SUPPLIED ENTRIES:
** Begin **

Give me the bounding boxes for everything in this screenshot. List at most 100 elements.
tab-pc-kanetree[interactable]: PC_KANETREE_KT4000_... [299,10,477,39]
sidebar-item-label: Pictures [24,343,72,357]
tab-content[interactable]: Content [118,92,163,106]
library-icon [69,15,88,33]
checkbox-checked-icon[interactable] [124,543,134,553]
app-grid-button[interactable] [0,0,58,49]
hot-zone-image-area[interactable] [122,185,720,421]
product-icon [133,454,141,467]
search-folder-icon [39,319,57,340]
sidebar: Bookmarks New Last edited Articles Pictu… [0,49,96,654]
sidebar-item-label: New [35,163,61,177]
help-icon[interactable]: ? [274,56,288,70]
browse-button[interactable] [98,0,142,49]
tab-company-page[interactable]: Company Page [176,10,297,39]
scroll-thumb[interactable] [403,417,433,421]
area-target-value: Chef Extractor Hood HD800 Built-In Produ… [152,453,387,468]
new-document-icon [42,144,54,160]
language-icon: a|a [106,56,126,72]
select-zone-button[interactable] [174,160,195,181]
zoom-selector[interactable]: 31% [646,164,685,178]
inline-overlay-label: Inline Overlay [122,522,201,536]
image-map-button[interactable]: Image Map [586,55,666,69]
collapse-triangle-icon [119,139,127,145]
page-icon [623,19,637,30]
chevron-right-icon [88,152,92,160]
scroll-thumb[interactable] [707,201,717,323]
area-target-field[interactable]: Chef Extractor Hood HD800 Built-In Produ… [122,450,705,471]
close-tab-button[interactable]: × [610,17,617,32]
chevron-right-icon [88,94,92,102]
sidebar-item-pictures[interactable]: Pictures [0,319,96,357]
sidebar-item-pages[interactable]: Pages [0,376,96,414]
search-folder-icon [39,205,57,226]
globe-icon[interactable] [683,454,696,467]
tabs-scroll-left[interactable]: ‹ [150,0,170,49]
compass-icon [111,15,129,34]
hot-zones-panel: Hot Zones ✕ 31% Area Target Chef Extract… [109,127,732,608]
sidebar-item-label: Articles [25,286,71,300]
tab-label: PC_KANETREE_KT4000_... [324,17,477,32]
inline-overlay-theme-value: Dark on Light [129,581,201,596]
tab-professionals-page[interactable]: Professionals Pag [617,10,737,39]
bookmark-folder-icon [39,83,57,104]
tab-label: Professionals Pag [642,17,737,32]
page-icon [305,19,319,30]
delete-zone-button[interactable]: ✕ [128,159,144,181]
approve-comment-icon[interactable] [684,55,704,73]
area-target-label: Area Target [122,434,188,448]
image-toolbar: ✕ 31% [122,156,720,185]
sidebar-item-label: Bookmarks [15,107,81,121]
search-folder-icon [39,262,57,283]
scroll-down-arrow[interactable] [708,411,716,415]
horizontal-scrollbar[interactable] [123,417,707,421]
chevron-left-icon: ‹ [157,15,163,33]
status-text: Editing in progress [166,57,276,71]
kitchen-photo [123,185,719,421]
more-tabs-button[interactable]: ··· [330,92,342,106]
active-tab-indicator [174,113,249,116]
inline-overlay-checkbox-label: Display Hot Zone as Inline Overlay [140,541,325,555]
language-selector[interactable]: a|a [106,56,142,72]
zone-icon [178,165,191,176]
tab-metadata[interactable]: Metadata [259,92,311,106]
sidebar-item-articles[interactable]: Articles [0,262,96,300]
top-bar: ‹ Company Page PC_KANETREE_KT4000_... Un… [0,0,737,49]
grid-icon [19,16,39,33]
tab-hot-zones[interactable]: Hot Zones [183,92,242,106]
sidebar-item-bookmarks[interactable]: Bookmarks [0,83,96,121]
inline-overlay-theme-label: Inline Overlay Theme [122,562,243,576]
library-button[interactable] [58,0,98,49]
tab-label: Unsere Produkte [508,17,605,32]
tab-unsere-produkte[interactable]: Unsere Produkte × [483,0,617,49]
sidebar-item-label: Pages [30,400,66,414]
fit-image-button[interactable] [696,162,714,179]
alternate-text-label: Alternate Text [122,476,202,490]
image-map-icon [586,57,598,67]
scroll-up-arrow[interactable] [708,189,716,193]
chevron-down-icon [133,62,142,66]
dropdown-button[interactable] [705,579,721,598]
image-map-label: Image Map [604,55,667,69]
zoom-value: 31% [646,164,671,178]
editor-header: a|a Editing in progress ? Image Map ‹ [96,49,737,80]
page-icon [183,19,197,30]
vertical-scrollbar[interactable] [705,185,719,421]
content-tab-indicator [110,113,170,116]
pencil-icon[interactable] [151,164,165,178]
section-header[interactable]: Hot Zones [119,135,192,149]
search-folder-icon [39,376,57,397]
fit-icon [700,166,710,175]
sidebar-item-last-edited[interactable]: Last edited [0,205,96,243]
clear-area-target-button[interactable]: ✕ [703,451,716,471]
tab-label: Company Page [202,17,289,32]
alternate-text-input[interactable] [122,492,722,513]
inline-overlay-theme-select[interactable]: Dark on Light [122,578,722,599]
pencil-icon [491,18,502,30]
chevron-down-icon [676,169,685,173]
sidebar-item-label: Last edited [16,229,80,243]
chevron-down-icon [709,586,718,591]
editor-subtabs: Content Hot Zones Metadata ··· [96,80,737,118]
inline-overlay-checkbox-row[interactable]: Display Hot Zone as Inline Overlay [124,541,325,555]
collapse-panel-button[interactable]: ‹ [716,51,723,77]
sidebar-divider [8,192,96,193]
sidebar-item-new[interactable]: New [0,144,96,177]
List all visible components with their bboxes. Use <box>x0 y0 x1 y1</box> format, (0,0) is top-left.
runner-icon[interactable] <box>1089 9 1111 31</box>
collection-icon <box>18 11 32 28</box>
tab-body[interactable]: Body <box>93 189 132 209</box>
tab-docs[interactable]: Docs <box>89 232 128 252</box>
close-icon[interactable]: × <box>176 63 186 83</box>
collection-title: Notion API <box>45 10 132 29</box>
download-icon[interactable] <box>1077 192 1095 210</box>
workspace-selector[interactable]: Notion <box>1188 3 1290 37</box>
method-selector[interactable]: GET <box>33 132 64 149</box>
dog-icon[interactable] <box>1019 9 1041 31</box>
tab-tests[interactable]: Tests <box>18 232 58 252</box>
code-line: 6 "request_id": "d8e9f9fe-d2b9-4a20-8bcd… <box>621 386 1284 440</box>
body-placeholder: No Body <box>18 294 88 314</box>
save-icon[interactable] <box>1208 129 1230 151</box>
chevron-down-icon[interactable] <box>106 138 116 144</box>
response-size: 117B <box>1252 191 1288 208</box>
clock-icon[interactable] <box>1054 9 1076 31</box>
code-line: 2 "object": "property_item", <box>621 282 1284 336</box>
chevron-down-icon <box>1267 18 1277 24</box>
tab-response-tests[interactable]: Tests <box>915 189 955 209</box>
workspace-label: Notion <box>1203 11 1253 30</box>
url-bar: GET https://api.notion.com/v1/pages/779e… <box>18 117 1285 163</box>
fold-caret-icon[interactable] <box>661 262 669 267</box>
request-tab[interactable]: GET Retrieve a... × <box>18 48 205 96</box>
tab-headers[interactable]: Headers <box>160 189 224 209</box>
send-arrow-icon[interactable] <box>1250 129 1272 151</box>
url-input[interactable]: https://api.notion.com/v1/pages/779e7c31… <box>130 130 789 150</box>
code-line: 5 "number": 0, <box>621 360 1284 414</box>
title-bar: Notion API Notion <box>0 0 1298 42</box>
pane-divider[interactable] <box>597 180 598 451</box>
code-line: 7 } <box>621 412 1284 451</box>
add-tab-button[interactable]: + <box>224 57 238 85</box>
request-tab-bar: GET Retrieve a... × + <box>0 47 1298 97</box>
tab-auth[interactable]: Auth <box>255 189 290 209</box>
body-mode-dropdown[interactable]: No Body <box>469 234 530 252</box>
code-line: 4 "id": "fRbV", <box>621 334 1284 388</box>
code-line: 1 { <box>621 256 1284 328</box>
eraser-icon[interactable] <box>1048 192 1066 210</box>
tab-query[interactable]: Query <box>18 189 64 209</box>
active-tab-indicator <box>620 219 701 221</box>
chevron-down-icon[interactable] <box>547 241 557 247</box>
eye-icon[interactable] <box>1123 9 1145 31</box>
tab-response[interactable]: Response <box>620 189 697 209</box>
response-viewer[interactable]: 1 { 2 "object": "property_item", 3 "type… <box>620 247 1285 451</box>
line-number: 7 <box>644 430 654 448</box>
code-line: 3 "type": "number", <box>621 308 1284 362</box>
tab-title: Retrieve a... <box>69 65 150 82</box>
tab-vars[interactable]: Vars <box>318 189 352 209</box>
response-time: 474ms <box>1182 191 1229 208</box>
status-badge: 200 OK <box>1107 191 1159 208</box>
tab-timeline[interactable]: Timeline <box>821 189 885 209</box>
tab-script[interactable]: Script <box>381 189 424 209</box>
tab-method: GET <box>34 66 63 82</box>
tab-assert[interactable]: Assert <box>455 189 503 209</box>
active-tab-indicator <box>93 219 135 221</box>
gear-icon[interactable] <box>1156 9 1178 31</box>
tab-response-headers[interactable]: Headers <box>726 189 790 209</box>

** End **

SHORT EXERCISE:
Copy out the records word for word, from their first line up to and including the line with "help-icon[interactable]: ? [274,56,288,70]".

SOLUTION TO THIS EXERCISE:
Give me the bounding boxes for everything in this screenshot. List at most 100 elements.
tab-pc-kanetree[interactable]: PC_KANETREE_KT4000_... [299,10,477,39]
sidebar-item-label: Pictures [24,343,72,357]
tab-content[interactable]: Content [118,92,163,106]
library-icon [69,15,88,33]
checkbox-checked-icon[interactable] [124,543,134,553]
app-grid-button[interactable] [0,0,58,49]
hot-zone-image-area[interactable] [122,185,720,421]
product-icon [133,454,141,467]
search-folder-icon [39,319,57,340]
sidebar: Bookmarks New Last edited Articles Pictu… [0,49,96,654]
sidebar-item-label: New [35,163,61,177]
help-icon[interactable]: ? [274,56,288,70]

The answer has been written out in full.